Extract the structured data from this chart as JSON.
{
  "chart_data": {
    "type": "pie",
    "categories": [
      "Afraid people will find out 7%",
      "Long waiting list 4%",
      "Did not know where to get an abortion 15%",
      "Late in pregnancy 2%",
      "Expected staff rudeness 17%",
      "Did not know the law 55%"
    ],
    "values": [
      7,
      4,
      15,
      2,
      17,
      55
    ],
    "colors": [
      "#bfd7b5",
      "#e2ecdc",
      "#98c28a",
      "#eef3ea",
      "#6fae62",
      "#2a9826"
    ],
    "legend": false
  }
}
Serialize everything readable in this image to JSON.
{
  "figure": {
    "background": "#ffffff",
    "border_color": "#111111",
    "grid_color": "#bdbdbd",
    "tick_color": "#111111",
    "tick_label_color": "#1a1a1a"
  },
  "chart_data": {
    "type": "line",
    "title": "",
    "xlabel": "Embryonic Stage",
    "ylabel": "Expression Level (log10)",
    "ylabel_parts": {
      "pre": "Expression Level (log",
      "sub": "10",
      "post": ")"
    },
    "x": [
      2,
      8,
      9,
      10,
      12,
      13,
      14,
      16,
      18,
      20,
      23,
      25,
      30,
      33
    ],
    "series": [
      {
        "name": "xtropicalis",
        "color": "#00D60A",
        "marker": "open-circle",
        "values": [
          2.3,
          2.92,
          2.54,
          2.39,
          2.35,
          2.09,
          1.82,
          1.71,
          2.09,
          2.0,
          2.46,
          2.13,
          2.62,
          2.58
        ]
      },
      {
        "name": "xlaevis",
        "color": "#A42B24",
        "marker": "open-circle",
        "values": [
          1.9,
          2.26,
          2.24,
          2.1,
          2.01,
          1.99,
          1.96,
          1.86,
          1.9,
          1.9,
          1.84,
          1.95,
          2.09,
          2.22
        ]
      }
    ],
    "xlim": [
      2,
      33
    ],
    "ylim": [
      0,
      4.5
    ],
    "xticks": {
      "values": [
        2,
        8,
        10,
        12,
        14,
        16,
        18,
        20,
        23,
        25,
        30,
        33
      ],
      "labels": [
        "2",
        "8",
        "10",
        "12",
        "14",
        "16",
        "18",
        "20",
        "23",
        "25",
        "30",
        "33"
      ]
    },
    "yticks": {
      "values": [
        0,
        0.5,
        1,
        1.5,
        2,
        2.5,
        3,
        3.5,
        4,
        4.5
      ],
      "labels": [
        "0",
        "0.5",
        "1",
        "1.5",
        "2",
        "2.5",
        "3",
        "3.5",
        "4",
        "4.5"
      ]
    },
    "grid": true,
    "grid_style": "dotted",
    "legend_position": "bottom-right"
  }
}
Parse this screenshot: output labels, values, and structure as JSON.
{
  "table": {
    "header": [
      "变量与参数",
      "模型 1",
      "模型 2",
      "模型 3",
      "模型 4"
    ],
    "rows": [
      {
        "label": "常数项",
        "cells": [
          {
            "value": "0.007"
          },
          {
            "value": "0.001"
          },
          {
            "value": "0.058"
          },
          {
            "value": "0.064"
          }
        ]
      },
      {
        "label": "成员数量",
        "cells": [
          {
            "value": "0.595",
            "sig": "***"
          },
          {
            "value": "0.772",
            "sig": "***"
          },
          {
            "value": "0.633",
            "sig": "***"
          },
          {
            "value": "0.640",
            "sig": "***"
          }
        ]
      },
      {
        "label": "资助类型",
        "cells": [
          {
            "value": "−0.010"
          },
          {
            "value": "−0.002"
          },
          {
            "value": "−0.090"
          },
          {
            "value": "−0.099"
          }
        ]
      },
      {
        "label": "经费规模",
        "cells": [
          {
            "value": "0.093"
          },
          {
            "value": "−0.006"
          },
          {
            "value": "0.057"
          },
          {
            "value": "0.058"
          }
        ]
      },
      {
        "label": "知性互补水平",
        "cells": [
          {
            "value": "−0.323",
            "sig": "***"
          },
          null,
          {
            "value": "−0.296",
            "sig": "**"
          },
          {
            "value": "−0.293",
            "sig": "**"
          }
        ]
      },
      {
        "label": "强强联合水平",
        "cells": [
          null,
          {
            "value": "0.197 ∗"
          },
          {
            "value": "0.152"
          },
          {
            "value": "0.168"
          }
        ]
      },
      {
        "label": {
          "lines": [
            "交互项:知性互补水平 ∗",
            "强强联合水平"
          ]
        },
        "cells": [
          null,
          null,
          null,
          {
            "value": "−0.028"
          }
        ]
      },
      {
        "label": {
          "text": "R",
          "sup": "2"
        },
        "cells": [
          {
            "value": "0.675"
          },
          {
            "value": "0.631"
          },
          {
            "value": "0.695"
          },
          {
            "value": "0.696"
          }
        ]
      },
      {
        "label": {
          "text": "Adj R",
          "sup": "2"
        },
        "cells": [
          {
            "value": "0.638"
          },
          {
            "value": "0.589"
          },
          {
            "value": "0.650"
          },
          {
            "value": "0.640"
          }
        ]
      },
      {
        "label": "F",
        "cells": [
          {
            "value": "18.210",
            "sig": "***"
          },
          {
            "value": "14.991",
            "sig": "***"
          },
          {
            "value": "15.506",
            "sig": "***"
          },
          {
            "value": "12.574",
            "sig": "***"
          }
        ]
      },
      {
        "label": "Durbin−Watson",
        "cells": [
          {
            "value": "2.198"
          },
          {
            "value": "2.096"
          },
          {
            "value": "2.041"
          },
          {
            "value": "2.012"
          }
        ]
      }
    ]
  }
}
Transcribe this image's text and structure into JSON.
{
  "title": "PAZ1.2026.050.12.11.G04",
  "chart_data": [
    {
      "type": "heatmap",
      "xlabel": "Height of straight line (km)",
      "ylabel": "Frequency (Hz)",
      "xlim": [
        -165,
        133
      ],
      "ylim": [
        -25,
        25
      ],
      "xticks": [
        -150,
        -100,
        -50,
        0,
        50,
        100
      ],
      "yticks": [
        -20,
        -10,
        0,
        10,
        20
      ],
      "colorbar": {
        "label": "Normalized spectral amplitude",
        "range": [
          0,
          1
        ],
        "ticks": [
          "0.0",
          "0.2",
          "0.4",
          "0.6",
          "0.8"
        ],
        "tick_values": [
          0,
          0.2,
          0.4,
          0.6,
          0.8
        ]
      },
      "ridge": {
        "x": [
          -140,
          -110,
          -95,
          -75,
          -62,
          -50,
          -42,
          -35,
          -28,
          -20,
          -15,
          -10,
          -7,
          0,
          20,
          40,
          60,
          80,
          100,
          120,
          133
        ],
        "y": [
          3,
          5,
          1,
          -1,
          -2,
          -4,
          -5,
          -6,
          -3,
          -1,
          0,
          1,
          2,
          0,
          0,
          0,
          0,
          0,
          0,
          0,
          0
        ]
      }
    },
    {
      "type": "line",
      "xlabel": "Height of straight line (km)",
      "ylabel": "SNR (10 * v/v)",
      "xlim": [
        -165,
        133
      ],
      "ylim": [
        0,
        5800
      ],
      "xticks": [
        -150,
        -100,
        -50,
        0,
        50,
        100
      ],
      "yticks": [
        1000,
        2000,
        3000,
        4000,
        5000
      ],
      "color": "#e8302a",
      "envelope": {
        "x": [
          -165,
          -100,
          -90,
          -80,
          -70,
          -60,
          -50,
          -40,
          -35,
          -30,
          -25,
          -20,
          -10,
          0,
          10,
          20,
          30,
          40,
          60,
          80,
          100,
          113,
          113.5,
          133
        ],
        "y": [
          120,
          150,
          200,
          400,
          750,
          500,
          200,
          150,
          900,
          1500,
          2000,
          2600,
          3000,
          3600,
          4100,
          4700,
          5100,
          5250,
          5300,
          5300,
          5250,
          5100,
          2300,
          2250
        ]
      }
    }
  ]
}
=======
• GIVEN EXERCISE
Set down the entries above again, word for word.

• ANSWER TO THE TASK
Extract the structured data from this chart as JSON.
{
  "chart_data": {
    "type": "pie",
    "categories": [
      "Afraid people will find out 7%",
      "Long waiting list 4%",
      "Did not know where to get an abortion 15%",
      "Late in pregnancy 2%",
      "Expected staff rudeness 17%",
      "Did not know the law 55%"
    ],
    "values": [
      7,
      4,
      15,
      2,
      17,
      55
    ],
    "colors": [
      "#bfd7b5",
      "#e2ecdc",
      "#98c28a",
      "#eef3ea",
      "#6fae62",
      "#2a9826"
    ],
    "legend": false
  }
}
Serialize everything readable in this image to JSON.
{
  "figure": {
    "background": "#ffffff",
    "border_color": "#111111",
    "grid_color": "#bdbdbd",
    "tick_color": "#111111",
    "tick_label_color": "#1a1a1a"
  },
  "chart_data": {
    "type": "line",
    "title": "",
    "xlabel": "Embryonic Stage",
    "ylabel": "Expression Level (log10)",
    "ylabel_parts": {
      "pre": "Expression Level (log",
      "sub": "10",
      "post": ")"
    },
    "x": [
      2,
      8,
      9,
      10,
      12,
      13,
      14,
      16,
      18,
      20,
      23,
      25,
      30,
      33
    ],
    "series": [
      {
        "name": "xtropicalis",
        "color": "#00D60A",
        "marker": "open-circle",
        "values": [
          2.3,
          2.92,
          2.54,
          2.39,
          2.35,
          2.09,
          1.82,
          1.71,
          2.09,
          2.0,
          2.46,
          2.13,
          2.62,
          2.58
        ]
      },
      {
        "name": "xlaevis",
        "color": "#A42B24",
        "marker": "open-circle",
        "values": [
          1.9,
          2.26,
          2.24,
          2.1,
          2.01,
          1.99,
          1.96,
          1.86,
          1.9,
          1.9,
          1.84,
          1.95,
          2.09,
          2.22
        ]
      }
    ],
    "xlim": [
      2,
      33
    ],
    "ylim": [
      0,
      4.5
    ],
    "xticks": {
      "values": [
        2,
        8,
        10,
        12,
        14,
        16,
        18,
        20,
        23,
        25,
        30,
        33
      ],
      "labels": [
        "2",
        "8",
        "10",
        "12",
        "14",
        "16",
        "18",
        "20",
        "23",
        "25",
        "30",
        "33"
      ]
    },
    "yticks": {
      "values": [
        0,
        0.5,
        1,
        1.5,
        2,
        2.5,
        3,
        3.5,
        4,
        4.5
      ],
      "labels": [
        "0",
        "0.5",
        "1",
        "1.5",
        "2",
        "2.5",
        "3",
        "3.5",
        "4",
        "4.5"
      ]
    },
    "grid": true,
    "grid_style": "dotted",
    "legend_position": "bottom-right"
  }
}
Parse this screenshot: output labels, values, and structure as JSON.
{
  "table": {
    "header": [
      "变量与参数",
      "模型 1",
      "模型 2",
      "模型 3",
      "模型 4"
    ],
    "rows": [
      {
        "label": "常数项",
        "cells": [
          {
            "value": "0.007"
          },
          {
            "value": "0.001"
          },
          {
            "value": "0.058"
          },
          {
            "value": "0.064"
          }
        ]
      },
      {
        "label": "成员数量",
        "cells": [
          {
            "value": "0.595",
            "sig": "***"
          },
          {
            "value": "0.772",
            "sig": "***"
          },
          {
            "value": "0.633",
            "sig": "***"
          },
          {
            "value": "0.640",
            "sig": "***"
          }
        ]
      },
      {
        "label": "资助类型",
        "cells": [
          {
            "value": "−0.010"
          },
          {
            "value": "−0.002"
          },
          {
            "value": "−0.090"
          },
          {
            "value": "−0.099"
          }
        ]
      },
      {
        "label": "经费规模",
        "cells": [
          {
            "value": "0.093"
          },
          {
            "value": "−0.006"
          },
          {
            "value": "0.057"
          },
          {
            "value": "0.058"
          }
        ]
      },
      {
        "label": "知性互补水平",
        "cells": [
          {
            "value": "−0.323",
            "sig": "***"
          },
          null,
          {
            "value": "−0.296",
            "sig": "**"
          },
          {
            "value": "−0.293",
            "sig": "**"
          }
        ]
      },
      {
        "label": "强强联合水平",
        "cells": [
          null,
          {
            "value": "0.197 ∗"
          },
          {
            "value": "0.152"
          },
          {
            "value": "0.168"
          }
        ]
      },
      {
        "label": {
          "lines": [
            "交互项:知性互补水平 ∗",
            "强强联合水平"
          ]
        },
        "cells": [
          null,
          null,
          null,
          {
            "value": "−0.028"
          }
        ]
      },
      {
        "label": {
          "text": "R",
          "sup": "2"
        },
        "cells": [
          {
            "value": "0.675"
          },
          {
            "value": "0.631"
          },
          {
            "value": "0.695"
          },
          {
            "value": "0.696"
          }
        ]
      },
      {
        "label": {
          "text": "Adj R",
          "sup": "2"
        },
        "cells": [
          {
            "value": "0.638"
          },
          {
            "value": "0.589"
          },
          {
            "value": "0.650"
          },
          {
            "value": "0.640"
          }
        ]
      },
      {
        "label": "F",
        "cells": [
          {
            "value": "18.210",
            "sig": "***"
          },
          {
            "value": "14.991",
            "sig": "***"
          },
          {
            "value": "15.506",
            "sig": "***"
          },
          {
            "value": "12.574",
            "sig": "***"
          }
        ]
      },
      {
        "label": "Durbin−Watson",
        "cells": [
          {
            "value": "2.198"
          },
          {
            "value": "2.096"
          },
          {
            "value": "2.041"
          },
          {
            "value": "2.012"
          }
        ]
      }
    ]
  }
}
Transcribe this image's text and structure into JSON.
{
  "title": "PAZ1.2026.050.12.11.G04",
  "chart_data": [
    {
      "type": "heatmap",
      "xlabel": "Height of straight line (km)",
      "ylabel": "Frequency (Hz)",
      "xlim": [
        -165,
        133
      ],
      "ylim": [
        -25,
        25
      ],
      "xticks": [
        -150,
        -100,
        -50,
        0,
        50,
        100
      ],
      "yticks": [
        -20,
        -10,
        0,
        10,
        20
      ],
      "colorbar": {
        "label": "Normalized spectral amplitude",
        "range": [
          0,
          1
        ],
        "ticks": [
          "0.0",
          "0.2",
          "0.4",
          "0.6",
          "0.8"
        ],
        "tick_values": [
          0,
          0.2,
          0.4,
          0.6,
          0.8
        ]
      },
      "ridge": {
        "x": [
          -140,
          -110,
          -95,
          -75,
          -62,
          -50,
          -42,
          -35,
          -28,
          -20,
          -15,
          -10,
          -7,
          0,
          20,
          40,
          60,
          80,
          100,
          120,
          133
        ],
        "y": [
          3,
          5,
          1,
          -1,
          -2,
          -4,
          -5,
          -6,
          -3,
          -1,
          0,
          1,
          2,
          0,
          0,
          0,
          0,
          0,
          0,
          0,
          0
        ]
      }
    },
    {
      "type": "line",
      "xlabel": "Height of straight line (km)",
      "ylabel": "SNR (10 * v/v)",
      "xlim": [
        -165,
        133
      ],
      "ylim": [
        0,
        5800
      ],
      "xticks": [
        -150,
        -100,
        -50,
        0,
        50,
        100
      ],
      "yticks": [
        1000,
        2000,
        3000,
        4000,
        5000
      ],
      "color": "#e8302a",
      "envelope": {
        "x": [
          -165,
          -100,
          -90,
          -80,
          -70,
          -60,
          -50,
          -40,
          -35,
          -30,
          -25,
          -20,
          -10,
          0,
          10,
          20,
          30,
          40,
          60,
          80,
          100,
          113,
          113.5,
          133
        ],
        "y": [
          120,
          150,
          200,
          400,
          750,
          500,
          200,
          150,
          900,
          1500,
          2000,
          2600,
          3000,
          3600,
          4100,
          4700,
          5100,
          5250,
          5300,
          5300,
          5250,
          5100,
          2300,
          2250
        ]
      }
    }
  ]
}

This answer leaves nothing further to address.